- Task inputs -

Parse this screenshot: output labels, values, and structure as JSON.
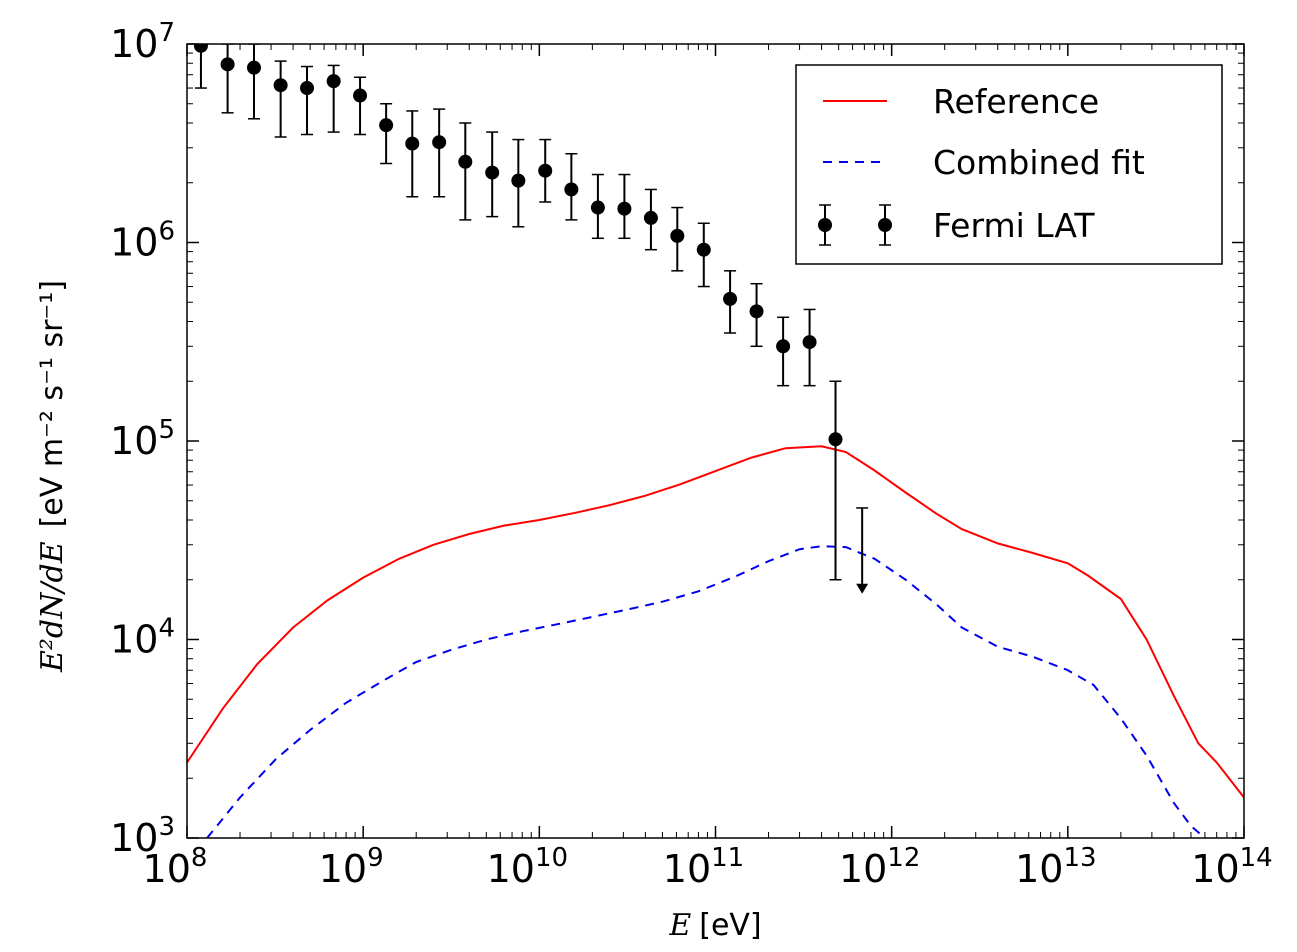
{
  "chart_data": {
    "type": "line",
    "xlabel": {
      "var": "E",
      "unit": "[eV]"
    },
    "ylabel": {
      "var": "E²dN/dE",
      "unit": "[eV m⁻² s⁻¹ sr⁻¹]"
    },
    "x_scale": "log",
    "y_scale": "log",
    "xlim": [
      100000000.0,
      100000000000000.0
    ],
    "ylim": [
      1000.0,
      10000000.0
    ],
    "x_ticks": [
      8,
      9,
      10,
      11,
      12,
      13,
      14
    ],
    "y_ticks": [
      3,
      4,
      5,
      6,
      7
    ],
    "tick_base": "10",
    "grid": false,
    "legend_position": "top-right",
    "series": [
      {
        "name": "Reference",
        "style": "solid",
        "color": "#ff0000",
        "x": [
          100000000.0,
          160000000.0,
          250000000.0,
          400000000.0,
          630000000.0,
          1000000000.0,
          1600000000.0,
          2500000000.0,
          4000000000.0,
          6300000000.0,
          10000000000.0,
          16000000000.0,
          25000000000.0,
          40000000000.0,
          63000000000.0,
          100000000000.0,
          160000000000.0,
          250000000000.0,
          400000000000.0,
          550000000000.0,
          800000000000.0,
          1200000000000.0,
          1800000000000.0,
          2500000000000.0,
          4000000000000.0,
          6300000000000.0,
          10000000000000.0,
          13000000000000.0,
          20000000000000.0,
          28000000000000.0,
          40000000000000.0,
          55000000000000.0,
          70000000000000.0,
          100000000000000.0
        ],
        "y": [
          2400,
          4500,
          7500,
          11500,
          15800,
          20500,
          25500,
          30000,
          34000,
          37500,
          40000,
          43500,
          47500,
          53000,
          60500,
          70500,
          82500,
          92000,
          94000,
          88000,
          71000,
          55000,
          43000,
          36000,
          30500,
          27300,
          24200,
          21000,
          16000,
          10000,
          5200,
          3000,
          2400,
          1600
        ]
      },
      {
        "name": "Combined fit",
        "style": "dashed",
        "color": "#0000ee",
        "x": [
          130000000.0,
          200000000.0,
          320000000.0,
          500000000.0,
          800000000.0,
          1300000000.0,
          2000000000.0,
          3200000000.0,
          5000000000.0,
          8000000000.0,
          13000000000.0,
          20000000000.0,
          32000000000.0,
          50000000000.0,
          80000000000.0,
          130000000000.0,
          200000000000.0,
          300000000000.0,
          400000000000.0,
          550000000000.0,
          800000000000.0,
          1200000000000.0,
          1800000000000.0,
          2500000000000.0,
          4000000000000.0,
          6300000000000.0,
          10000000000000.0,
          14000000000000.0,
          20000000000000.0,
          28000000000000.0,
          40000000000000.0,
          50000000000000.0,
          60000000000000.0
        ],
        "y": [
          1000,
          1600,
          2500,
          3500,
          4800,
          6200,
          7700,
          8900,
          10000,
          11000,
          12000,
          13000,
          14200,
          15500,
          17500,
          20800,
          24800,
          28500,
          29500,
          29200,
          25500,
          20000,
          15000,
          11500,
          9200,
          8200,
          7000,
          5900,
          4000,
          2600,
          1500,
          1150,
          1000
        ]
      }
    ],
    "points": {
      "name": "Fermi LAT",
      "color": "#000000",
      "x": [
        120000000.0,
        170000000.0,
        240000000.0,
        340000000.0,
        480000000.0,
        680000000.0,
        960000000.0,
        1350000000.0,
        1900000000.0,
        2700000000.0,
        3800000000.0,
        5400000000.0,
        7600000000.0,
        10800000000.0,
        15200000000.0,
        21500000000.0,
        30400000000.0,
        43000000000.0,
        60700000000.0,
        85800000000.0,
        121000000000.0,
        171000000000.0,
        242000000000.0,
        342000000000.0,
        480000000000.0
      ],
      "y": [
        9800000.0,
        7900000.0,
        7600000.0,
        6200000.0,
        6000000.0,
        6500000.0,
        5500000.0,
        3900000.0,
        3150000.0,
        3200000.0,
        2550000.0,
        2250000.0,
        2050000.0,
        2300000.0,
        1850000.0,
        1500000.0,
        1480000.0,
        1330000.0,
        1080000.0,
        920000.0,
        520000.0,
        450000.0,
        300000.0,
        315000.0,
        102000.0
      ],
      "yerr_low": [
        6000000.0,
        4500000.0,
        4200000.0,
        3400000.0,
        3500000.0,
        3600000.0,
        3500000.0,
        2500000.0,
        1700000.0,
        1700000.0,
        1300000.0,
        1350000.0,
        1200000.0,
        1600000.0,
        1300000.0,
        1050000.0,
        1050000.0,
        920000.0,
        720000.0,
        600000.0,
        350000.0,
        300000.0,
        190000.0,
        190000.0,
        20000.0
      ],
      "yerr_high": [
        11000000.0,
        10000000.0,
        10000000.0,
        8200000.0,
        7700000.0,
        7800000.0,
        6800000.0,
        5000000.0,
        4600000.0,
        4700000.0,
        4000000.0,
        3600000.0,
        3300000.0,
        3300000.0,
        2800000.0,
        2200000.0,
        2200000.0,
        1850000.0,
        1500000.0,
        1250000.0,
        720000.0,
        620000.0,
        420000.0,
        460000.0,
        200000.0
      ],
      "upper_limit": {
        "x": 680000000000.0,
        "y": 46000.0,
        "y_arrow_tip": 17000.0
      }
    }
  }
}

- Request -
For the entries above, count the lines that contain the string "name", and state that number without further comment.

- Written answer -
3